EXERCISE REQUIREMENTS :: Scan the records for the word "mass". Copy each line that includes it.

GIVEN RECORDS ::

▼

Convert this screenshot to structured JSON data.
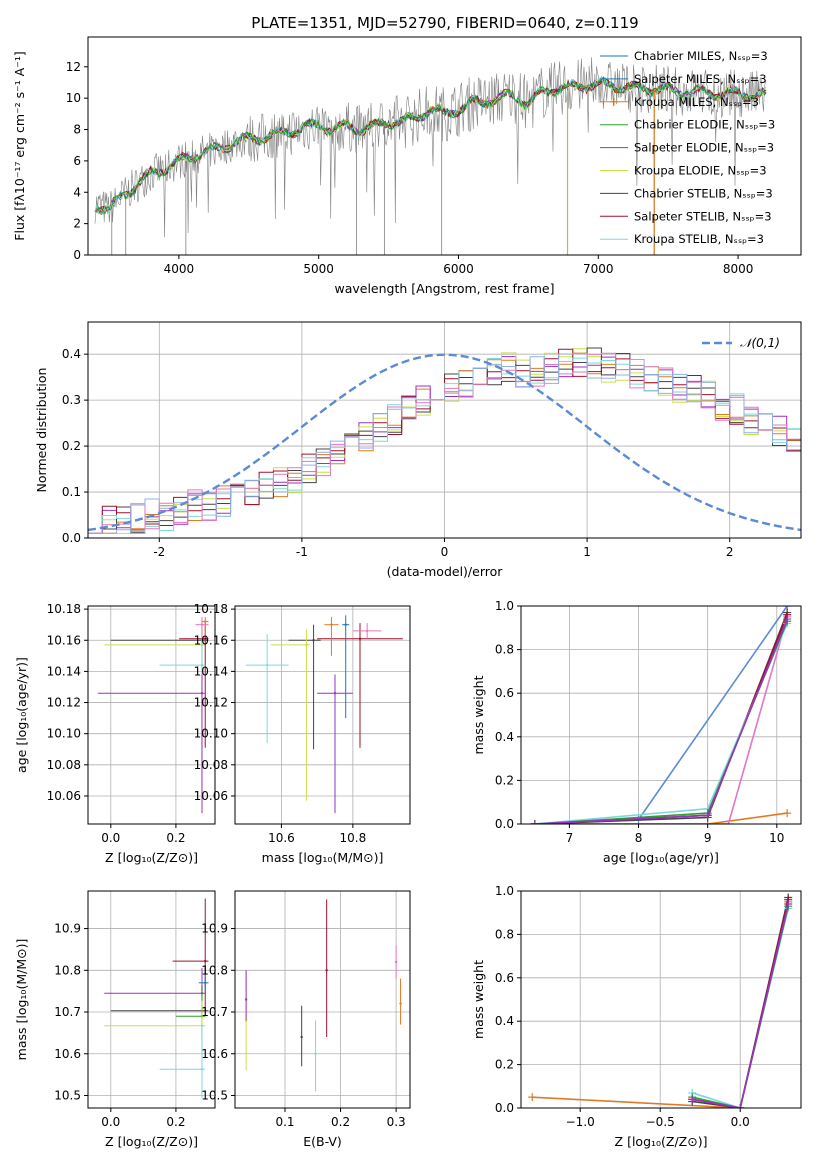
{
  "figure_title": "PLATE=1351, MJD=52790, FIBERID=0640, z=0.119",
  "colors": {
    "Chabrier MILES": "#1f77b4",
    "Salpeter MILES": "#1f77b4",
    "Kroupa MILES": "#e07b24",
    "Chabrier ELODIE": "#2ca02c",
    "Salpeter ELODIE": "#9b30c6",
    "Kroupa ELODIE": "#c8e04a",
    "Chabrier STELIB": "#444444",
    "Salpeter STELIB": "#a0102a",
    "Kroupa STELIB": "#7fd6db",
    "data": "#808080",
    "gauss": "#5b8ad6",
    "extra": "#e377c2"
  },
  "chart_data": [
    {
      "type": "line",
      "xlabel": "wavelength [Angstrom, rest frame]",
      "ylabel": "Flux [fλ10⁻¹⁷ erg cm⁻² s⁻¹ A⁻¹]",
      "xlim": [
        3350,
        8450
      ],
      "ylim": [
        0,
        13.9
      ],
      "xticks": [
        4000,
        5000,
        6000,
        7000,
        8000
      ],
      "yticks": [
        0,
        2,
        4,
        6,
        8,
        10,
        12
      ],
      "legend_position": "top-right",
      "legend": [
        "Chabrier MILES, Nₛₛₚ=3",
        "Salpeter MILES, Nₛₛₚ=3",
        "Kroupa MILES, Nₛₛₚ=3",
        "Chabrier ELODIE, Nₛₛₚ=3",
        "Salpeter ELODIE, Nₛₛₚ=3",
        "Kroupa ELODIE, Nₛₛₚ=3",
        "Chabrier STELIB, Nₛₛₚ=3",
        "Salpeter STELIB, Nₛₛₚ=3",
        "Kroupa STELIB, Nₛₛₚ=3"
      ],
      "model_continuum": [
        [
          3400,
          3.2
        ],
        [
          3500,
          2.9
        ],
        [
          3600,
          3.8
        ],
        [
          3700,
          4.5
        ],
        [
          3800,
          5.2
        ],
        [
          3900,
          5.5
        ],
        [
          4000,
          6.0
        ],
        [
          4100,
          6.3
        ],
        [
          4200,
          6.6
        ],
        [
          4300,
          6.8
        ],
        [
          4400,
          7.2
        ],
        [
          4500,
          7.4
        ],
        [
          4600,
          7.5
        ],
        [
          4700,
          7.7
        ],
        [
          4800,
          7.9
        ],
        [
          4900,
          8.1
        ],
        [
          5000,
          8.3
        ],
        [
          5100,
          8.0
        ],
        [
          5200,
          8.2
        ],
        [
          5300,
          8.0
        ],
        [
          5400,
          8.2
        ],
        [
          5500,
          8.5
        ],
        [
          5600,
          8.5
        ],
        [
          5700,
          8.8
        ],
        [
          5800,
          9.3
        ],
        [
          5900,
          9.0
        ],
        [
          6000,
          9.3
        ],
        [
          6100,
          9.7
        ],
        [
          6200,
          9.8
        ],
        [
          6300,
          10.0
        ],
        [
          6400,
          10.2
        ],
        [
          6500,
          9.6
        ],
        [
          6600,
          10.4
        ],
        [
          6700,
          10.6
        ],
        [
          6800,
          10.7
        ],
        [
          6900,
          10.8
        ],
        [
          7000,
          10.9
        ],
        [
          7100,
          10.8
        ],
        [
          7200,
          10.7
        ],
        [
          7300,
          10.6
        ],
        [
          7400,
          10.6
        ],
        [
          7500,
          10.5
        ],
        [
          7600,
          10.4
        ],
        [
          7700,
          10.4
        ],
        [
          7800,
          10.3
        ],
        [
          7900,
          10.3
        ],
        [
          8000,
          10.3
        ],
        [
          8100,
          10.2
        ],
        [
          8200,
          10.2
        ]
      ],
      "data_dropouts": [
        3520,
        3620,
        4050,
        5270,
        5470,
        5880,
        6780,
        7400
      ]
    },
    {
      "type": "histogram",
      "xlabel": "(data-model)/error",
      "ylabel": "Normed distribution",
      "xlim": [
        -2.5,
        2.5
      ],
      "ylim": [
        0,
        0.47
      ],
      "xticks": [
        -2,
        -1,
        0,
        1,
        2
      ],
      "yticks": [
        0.0,
        0.1,
        0.2,
        0.3,
        0.4
      ],
      "legend_position": "top-right",
      "legend": [
        "𝒩(0,1)"
      ],
      "gaussian": {
        "mean": 0,
        "sigma": 1
      },
      "bin_width": 0.1,
      "bins_start": -2.5,
      "envelope_heights": [
        0.04,
        0.04,
        0.04,
        0.04,
        0.05,
        0.05,
        0.06,
        0.07,
        0.07,
        0.08,
        0.09,
        0.1,
        0.11,
        0.12,
        0.13,
        0.15,
        0.16,
        0.18,
        0.2,
        0.22,
        0.24,
        0.26,
        0.28,
        0.3,
        0.32,
        0.33,
        0.34,
        0.35,
        0.36,
        0.37,
        0.36,
        0.36,
        0.37,
        0.38,
        0.38,
        0.38,
        0.37,
        0.37,
        0.36,
        0.35,
        0.34,
        0.33,
        0.32,
        0.31,
        0.29,
        0.28,
        0.26,
        0.24,
        0.23,
        0.21,
        0.19,
        0.17,
        0.15,
        0.14,
        0.12,
        0.11,
        0.1,
        0.09,
        0.08,
        0.07
      ]
    },
    {
      "type": "scatter",
      "name": "age-vs-Z",
      "xlabel": "Z [log₁₀(Z/Z⊙)]",
      "ylabel": "age  [log₁₀(age/yr)]",
      "xlim": [
        -0.07,
        0.32
      ],
      "ylim": [
        10.042,
        10.182
      ],
      "xticks": [
        0.0,
        0.2
      ],
      "xticklabels": [
        "0.0",
        "0.2"
      ],
      "yticks": [
        10.06,
        10.08,
        10.1,
        10.12,
        10.14,
        10.16,
        10.18
      ],
      "points": [
        {
          "x": 0.28,
          "y": 10.16,
          "xerr": [
            0.28,
            0.02
          ],
          "yerr": [
            0.07,
            0.012
          ],
          "color": "#444444"
        },
        {
          "x": 0.28,
          "y": 10.157,
          "xerr": [
            0.3,
            0.01
          ],
          "yerr": [
            0.09,
            0.018
          ],
          "color": "#c8e04a"
        },
        {
          "x": 0.29,
          "y": 10.161,
          "xerr": [
            0.08,
            0.01
          ],
          "yerr": [
            0.07,
            0.01
          ],
          "color": "#a0102a"
        },
        {
          "x": 0.28,
          "y": 10.144,
          "xerr": [
            0.13,
            0.01
          ],
          "yerr": [
            0.07,
            0.02
          ],
          "color": "#7fd6db"
        },
        {
          "x": 0.28,
          "y": 10.126,
          "xerr": [
            0.32,
            0.01
          ],
          "yerr": [
            0.077,
            0.012
          ],
          "color": "#9b30c6"
        },
        {
          "x": 0.28,
          "y": 10.17,
          "xerr": [
            0.02,
            0.02
          ],
          "yerr": [
            0.01,
            0.005
          ],
          "color": "#e377c2"
        },
        {
          "x": 0.29,
          "y": 10.172,
          "xerr": [
            0.01,
            0.01
          ],
          "yerr": [
            0.01,
            0.003
          ],
          "color": "#e07b24"
        }
      ]
    },
    {
      "type": "scatter",
      "name": "age-vs-mass",
      "xlabel": "mass [log₁₀(M/M⊙)]",
      "ylabel": "",
      "xlim": [
        10.47,
        10.96
      ],
      "ylim": [
        10.042,
        10.182
      ],
      "xticks": [
        10.6,
        10.8
      ],
      "xticklabels": [
        "10.6",
        "10.8"
      ],
      "yticks": [
        10.06,
        10.08,
        10.1,
        10.12,
        10.14,
        10.16,
        10.18
      ],
      "points": [
        {
          "x": 10.69,
          "y": 10.16,
          "xerr": [
            0.07,
            0.02
          ],
          "yerr": [
            0.07,
            0.01
          ],
          "color": "#444444"
        },
        {
          "x": 10.67,
          "y": 10.157,
          "xerr": [
            0.1,
            0.01
          ],
          "yerr": [
            0.1,
            0.01
          ],
          "color": "#c8e04a"
        },
        {
          "x": 10.82,
          "y": 10.161,
          "xerr": [
            0.12,
            0.12
          ],
          "yerr": [
            0.07,
            0.01
          ],
          "color": "#a0102a"
        },
        {
          "x": 10.56,
          "y": 10.144,
          "xerr": [
            0.06,
            0.06
          ],
          "yerr": [
            0.05,
            0.02
          ],
          "color": "#7fd6db"
        },
        {
          "x": 10.75,
          "y": 10.126,
          "xerr": [
            0.05,
            0.05
          ],
          "yerr": [
            0.077,
            0.012
          ],
          "color": "#9b30c6"
        },
        {
          "x": 10.74,
          "y": 10.17,
          "xerr": [
            0.02,
            0.02
          ],
          "yerr": [
            0.02,
            0.005
          ],
          "color": "#e07b24"
        },
        {
          "x": 10.78,
          "y": 10.17,
          "xerr": [
            0.01,
            0.01
          ],
          "yerr": [
            0.06,
            0.006
          ],
          "color": "#1f77b4"
        },
        {
          "x": 10.84,
          "y": 10.166,
          "xerr": [
            0.04,
            0.04
          ],
          "yerr": [
            0.005,
            0.005
          ],
          "color": "#e377c2"
        }
      ]
    },
    {
      "type": "line",
      "name": "mass-weight-vs-age",
      "xlabel": "age  [log₁₀(age/yr)]",
      "ylabel": "mass weight",
      "xlim": [
        6.3,
        10.35
      ],
      "ylim": [
        0,
        1.0
      ],
      "xticks": [
        7,
        8,
        9,
        10
      ],
      "yticks": [
        0.0,
        0.2,
        0.4,
        0.6,
        0.8,
        1.0
      ],
      "series": [
        {
          "x": [
            6.5,
            9.0,
            10.15
          ],
          "y": [
            0.0,
            0.0,
            0.05
          ],
          "color": "#e07b24"
        },
        {
          "x": [
            6.5,
            9.3,
            10.15
          ],
          "y": [
            0.0,
            0.0,
            0.95
          ],
          "color": "#e377c2"
        },
        {
          "x": [
            6.5,
            8.0,
            10.15
          ],
          "y": [
            0.0,
            0.02,
            1.0
          ],
          "color": "#5b8ad6"
        },
        {
          "x": [
            6.5,
            9.0,
            10.15
          ],
          "y": [
            0.0,
            0.03,
            0.97
          ],
          "color": "#444444"
        },
        {
          "x": [
            6.5,
            9.0,
            10.15
          ],
          "y": [
            0.0,
            0.04,
            0.96
          ],
          "color": "#a0102a"
        },
        {
          "x": [
            6.5,
            9.0,
            10.15
          ],
          "y": [
            0.0,
            0.07,
            0.92
          ],
          "color": "#7fd6db"
        },
        {
          "x": [
            6.5,
            9.0,
            10.15
          ],
          "y": [
            0.0,
            0.05,
            0.93
          ],
          "color": "#2ca02c"
        },
        {
          "x": [
            6.5,
            9.0,
            10.15
          ],
          "y": [
            0.0,
            0.04,
            0.94
          ],
          "color": "#9b30c6"
        }
      ]
    },
    {
      "type": "scatter",
      "name": "mass-vs-Z",
      "xlabel": "Z [log₁₀(Z/Z⊙)]",
      "ylabel": "mass [log₁₀(M/M⊙)]",
      "xlim": [
        -0.07,
        0.32
      ],
      "ylim": [
        10.47,
        10.99
      ],
      "xticks": [
        0.0,
        0.2
      ],
      "xticklabels": [
        "0.0",
        "0.2"
      ],
      "yticks": [
        10.5,
        10.6,
        10.7,
        10.8,
        10.9
      ],
      "points": [
        {
          "x": 0.29,
          "y": 10.822,
          "xerr": [
            0.1,
            0.01
          ],
          "yerr": [
            0.12,
            0.15
          ],
          "color": "#a0102a"
        },
        {
          "x": 0.28,
          "y": 10.745,
          "xerr": [
            0.3,
            0.01
          ],
          "yerr": [
            0.06,
            0.06
          ],
          "color": "#9b30c6"
        },
        {
          "x": 0.28,
          "y": 10.703,
          "xerr": [
            0.28,
            0.02
          ],
          "yerr": [
            0.06,
            0.06
          ],
          "color": "#444444"
        },
        {
          "x": 0.28,
          "y": 10.69,
          "xerr": [
            0.08,
            0.01
          ],
          "yerr": [
            0.06,
            0.06
          ],
          "color": "#2ca02c"
        },
        {
          "x": 0.28,
          "y": 10.667,
          "xerr": [
            0.3,
            0.01
          ],
          "yerr": [
            0.06,
            0.06
          ],
          "color": "#c8e04a"
        },
        {
          "x": 0.28,
          "y": 10.563,
          "xerr": [
            0.13,
            0.01
          ],
          "yerr": [
            0.07,
            0.11
          ],
          "color": "#7fd6db"
        },
        {
          "x": 0.29,
          "y": 10.77,
          "xerr": [
            0.02,
            0.01
          ],
          "yerr": [
            0.02,
            0.02
          ],
          "color": "#1f77b4"
        }
      ]
    },
    {
      "type": "scatter",
      "name": "mass-vs-EBV",
      "xlabel": "E(B-V)",
      "ylabel": "",
      "xlim": [
        0.01,
        0.325
      ],
      "ylim": [
        10.47,
        10.99
      ],
      "xticks": [
        0.1,
        0.2,
        0.3
      ],
      "xticklabels": [
        "0.1",
        "0.2",
        "0.3"
      ],
      "yticks": [
        10.5,
        10.6,
        10.7,
        10.8,
        10.9
      ],
      "points": [
        {
          "x": 0.03,
          "y": 10.68,
          "yerr": [
            0.12,
            0.12
          ],
          "color": "#c8e04a"
        },
        {
          "x": 0.03,
          "y": 10.73,
          "yerr": [
            0.05,
            0.07
          ],
          "color": "#9b30c6"
        },
        {
          "x": 0.13,
          "y": 10.64,
          "yerr": [
            0.07,
            0.075
          ],
          "color": "#444444"
        },
        {
          "x": 0.155,
          "y": 10.6,
          "yerr": [
            0.09,
            0.08
          ],
          "color": "#7fd6db"
        },
        {
          "x": 0.175,
          "y": 10.8,
          "yerr": [
            0.16,
            0.17
          ],
          "color": "#a0102a"
        },
        {
          "x": 0.3,
          "y": 10.82,
          "yerr": [
            0.04,
            0.04
          ],
          "color": "#e377c2"
        },
        {
          "x": 0.308,
          "y": 10.72,
          "yerr": [
            0.05,
            0.06
          ],
          "color": "#e07b24"
        }
      ]
    },
    {
      "type": "line",
      "name": "mass-weight-vs-Z",
      "xlabel": "Z [log₁₀(Z/Z⊙)]",
      "ylabel": "mass weight",
      "xlim": [
        -1.37,
        0.38
      ],
      "ylim": [
        0,
        1.0
      ],
      "xticks": [
        -1.0,
        -0.5,
        0.0
      ],
      "xticklabels": [
        "−1.0",
        "−0.5",
        "0.0"
      ],
      "yticks": [
        0.0,
        0.2,
        0.4,
        0.6,
        0.8,
        1.0
      ],
      "series": [
        {
          "x": [
            -1.3,
            0.0,
            0.3
          ],
          "y": [
            0.05,
            0.0,
            0.95
          ],
          "color": "#e07b24"
        },
        {
          "x": [
            -0.3,
            0.0,
            0.3
          ],
          "y": [
            0.03,
            0.0,
            0.97
          ],
          "color": "#444444"
        },
        {
          "x": [
            -0.3,
            0.0,
            0.3
          ],
          "y": [
            0.04,
            0.0,
            0.96
          ],
          "color": "#a0102a"
        },
        {
          "x": [
            -0.3,
            0.0,
            0.3
          ],
          "y": [
            0.07,
            0.0,
            0.92
          ],
          "color": "#7fd6db"
        },
        {
          "x": [
            -0.3,
            0.0,
            0.3
          ],
          "y": [
            0.05,
            0.0,
            0.93
          ],
          "color": "#2ca02c"
        },
        {
          "x": [
            -0.3,
            0.0,
            0.3
          ],
          "y": [
            0.04,
            0.0,
            0.94
          ],
          "color": "#9b30c6"
        }
      ]
    }
  ]
}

▲

ANSWER IN FULL ::
      "name": "age-vs-mass",
      "xlabel": "mass [log₁₀(M/M⊙)]",
      "name": "mass-weight-vs-age",
      "ylabel": "mass weight",
      "name": "mass-vs-Z",
      "ylabel": "mass [log₁₀(M/M⊙)]",
      "name": "mass-vs-EBV",
      "name": "mass-weight-vs-Z",
      "ylabel": "mass weight",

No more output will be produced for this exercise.